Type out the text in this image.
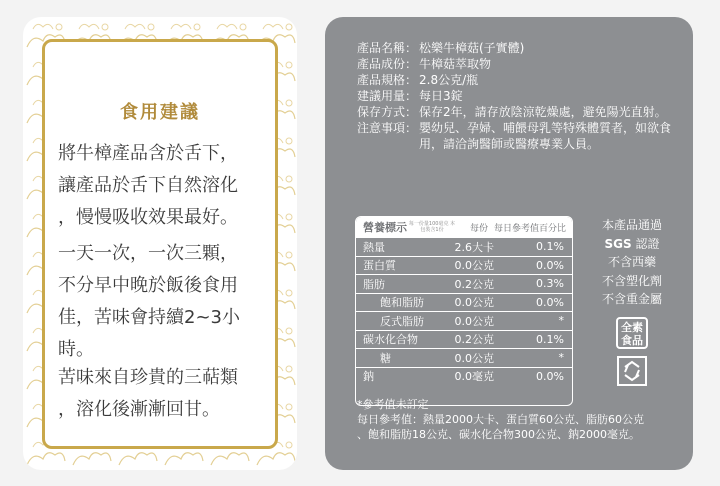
食用建議
將牛樟產品含於舌下，
讓產品於舌下自然溶化
，慢慢吸收效果最好。
一天一次，一次三顆，
不分早中晚於飯後食用
佳，苦味會持續2~3小
時。
苦味來自珍貴的三萜類
，溶化後漸漸回甘。
產品名稱： 松樂牛樟菇(子實體)
產品成份： 牛樟菇萃取物
產品規格： 2.8公克/瓶
建議用量： 每日3錠
保存方式： 保存2年，請存放陰涼乾燥處，避免陽光直射。
注意事項： 嬰幼兒、孕婦、哺餵母乳等特殊體質者，如欲食用，請洽詢醫師或醫療專業人員。
營養標示 每一份量100毫克 本包裝含1份	每份 每日參考值百分比
熱量	2.6大卡	0.1%
蛋白質	0.0公克	0.0%
脂肪	0.2公克	0.3%
飽和脂肪	0.0公克	0.0%
反式脂肪	0.0公克	*
碳水化合物	0.2公克	0.1%
糖	0.0公克	*
鈉	0.0毫克	0.0%
本產品通過
SGS 認證
不含西藥
不含塑化劑
不含重金屬
全素
食品
*參考值未訂定
每日參考值：熱量2000大卡、蛋白質60公克、脂肪60公克
、飽和脂肪18公克、碳水化合物300公克、鈉2000毫克。
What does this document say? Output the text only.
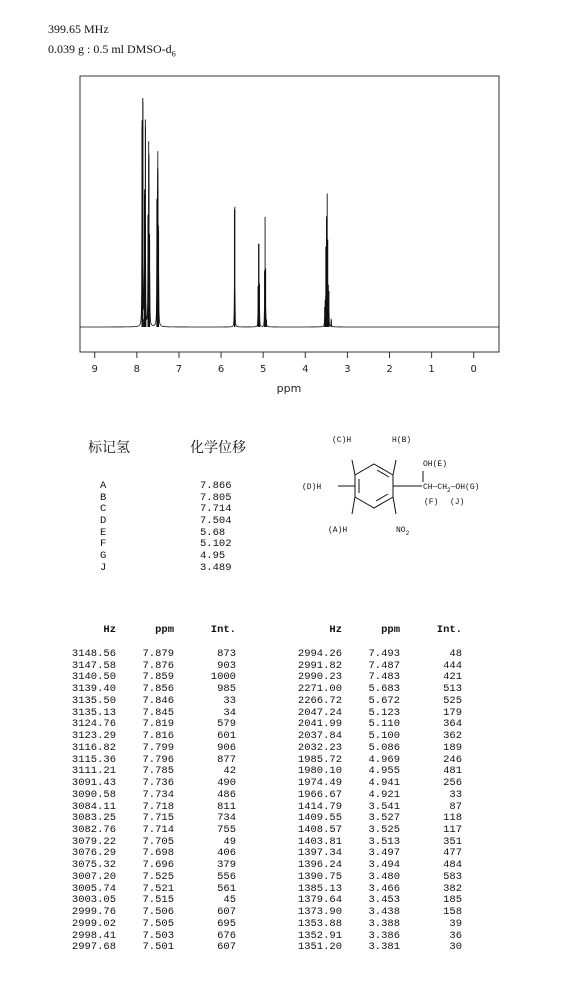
399.65 MHz
0.039 g : 0.5 ml DMSO-$d_6$
9	8	7	6	5	4	3	2	1	0
ppm
标记氢	化学位移
A	7.866
B	7.805
C	7.714
D	7.504
E	5.68
F	5.102
G	4.95
J	3.489
(C)H	H(B)
(D)H
(A)H
OH(E)
$CH—CH_2—OH(G)$
(F) (J)
$NO_2$
Hz	ppm	Int.
3148.56	7.879	873
3147.58	7.876	903
3140.50	7.859	1000
3139.40	7.856	985
3135.50	7.846	33
3135.13	7.845	34
3124.76	7.819	579
3123.29	7.816	601
3116.82	7.799	906
3115.36	7.796	877
3111.21	7.785	42
3091.43	7.736	490
3090.58	7.734	486
3084.11	7.718	811
3083.25	7.715	734
3082.76	7.714	755
3079.22	7.705	49
3076.29	7.698	406
3075.32	7.696	379
3007.20	7.525	556
3005.74	7.521	561
3003.05	7.515	45
2999.76	7.506	607
2999.02	7.505	695
2998.41	7.503	676
2997.68	7.501	607
Hz	ppm	Int.
2994.26	7.493	48
2991.82	7.487	444
2990.23	7.483	421
2271.00	5.683	513
2266.72	5.672	525
2047.24	5.123	179
2041.99	5.110	364
2037.84	5.100	362
2032.23	5.086	189
1985.72	4.969	246
1980.10	4.955	481
1974.49	4.941	256
1966.67	4.921	33
1414.79	3.541	87
1409.55	3.527	118
1408.57	3.525	117
1403.81	3.513	351
1397.34	3.497	477
1396.24	3.494	484
1390.75	3.480	583
1385.13	3.466	382
1379.64	3.453	185
1373.90	3.438	158
1353.88	3.388	39
1352.91	3.386	36
1351.20	3.381	30
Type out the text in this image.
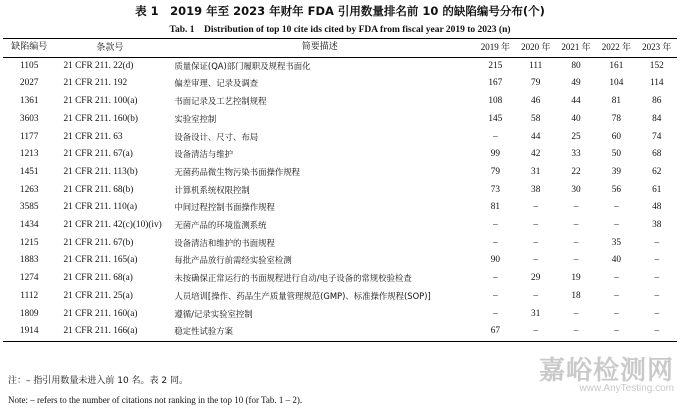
表 1　2019 年至 2023 年财年 FDA 引用数量排名前 10 的缺陷编号分布(个)
Tab. 1　Distribution of top 10 cite ids cited by FDA from fiscal year 2019 to 2023 (n)
缺陷编号	条款号	简要描述	2019 年	2020 年	2021 年	2022 年	2023 年
1105	21 CFR 211. 22(d)	质量保证(QA)部门履职及规程书面化	215	111	80	161	152
2027	21 CFR 211. 192	偏差审理、记录及调查	167	79	49	104	114
1361	21 CFR 211. 100(a)	书面记录及工艺控制规程	108	46	44	81	86
3603	21 CFR 211. 160(b)	实验室控制	145	58	40	78	84
1177	21 CFR 211. 63	设备设计、尺寸、布局	–	44	25	60	74
1213	21 CFR 211. 67(a)	设备清洁与维护	99	42	33	50	68
1451	21 CFR 211. 113(b)	无菌药品微生物污染书面操作规程	79	31	22	39	62
1263	21 CFR 211. 68(b)	计算机系统权限控制	73	38	30	56	61
3585	21 CFR 211. 110(a)	中间过程控制书面操作规程	81	–	–	–	48
1434	21 CFR 211. 42(c)(10)(iv)	无菌产品的环境监测系统	–	–	–	–	38
1215	21 CFR 211. 67(b)	设备清洁和维护的书面规程	–	–	–	35	–
1883	21 CFR 211. 165(a)	每批产品放行前需经实验室检测	90	–	–	40	–
1274	21 CFR 211. 68(a)	未按确保正常运行的书面规程进行自动/电子设备的常规校验检查	–	29	19	–	–
1112	21 CFR 211. 25(a)	人员培训[操作、药品生产质量管理规范(GMP)、标准操作规程(SOP)]	–	–	18	–	–
1809	21 CFR 211. 160(a)	遵循/记录实验室控制	–	31	–	–	–
1914	21 CFR 211. 166(a)	稳定性试验方案	67	–	–	–	–
注：– 指引用数量未进入前 10 名。表 2 同。
Note: – refers to the number of citations not ranking in the top 10 (for Tab. 1 – 2).
嘉峪检测网
www.AnyTesting.com
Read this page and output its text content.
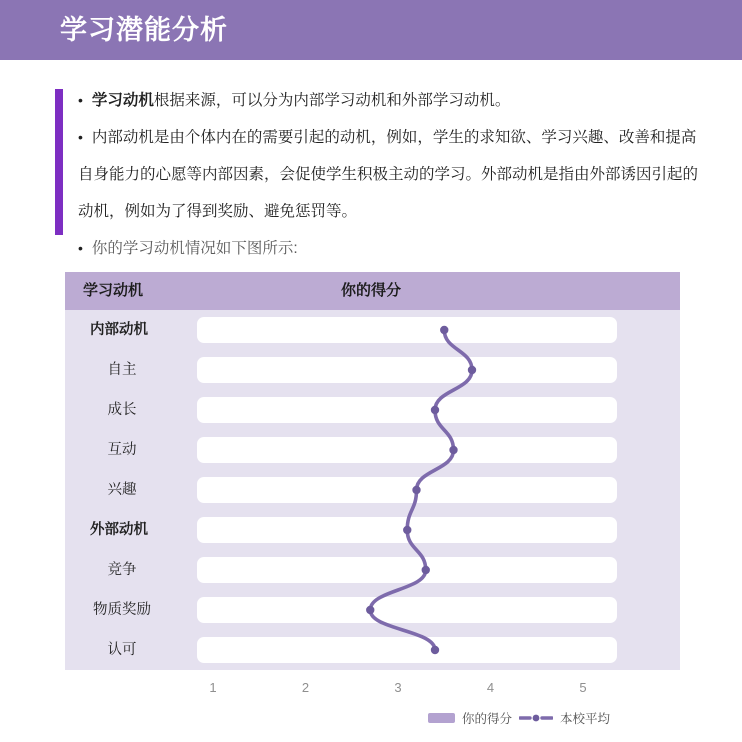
学习潜能分析

• 学习动机根据来源，可以分为内部学习动机和外部学习动机。

• 内部动机是由个体内在的需要引起的动机，例如，学生的求知欲、学习兴趣、改善和提高自身能力的心愿等内部因素，会促使学生积极主动的学习。外部动机是指由外部诱因引起的动机，例如为了得到奖励、避免惩罚等。

• 你的学习动机情况如下图所示:

学习动机	你的得分
内部动机
自主
成长
互动
兴趣
外部动机
竞争
物质奖励
认可
1	2	3	4	5
你的得分	本校平均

□ □ □ □ □ □ □

Instructions for the task: Give back word for word the lines from the one containing "Read this page and output its text content." through the final line of the data above. Pictures are to be left out.

Answer for the task:
Read this page and output its text content.
学习潜能分析

• 学习动机根据来源，可以分为内部学习动机和外部学习动机。

• 内部动机是由个体内在的需要引起的动机，例如，学生的求知欲、学习兴趣、改善和提高自身能力的心愿等内部因素，会促使学生积极主动的学习。外部动机是指由外部诱因引起的动机，例如为了得到奖励、避免惩罚等。

• 你的学习动机情况如下图所示:

学习动机	你的得分
内部动机
自主
成长
互动
兴趣
外部动机
竞争
物质奖励
认可
1	2	3	4	5
你的得分	本校平均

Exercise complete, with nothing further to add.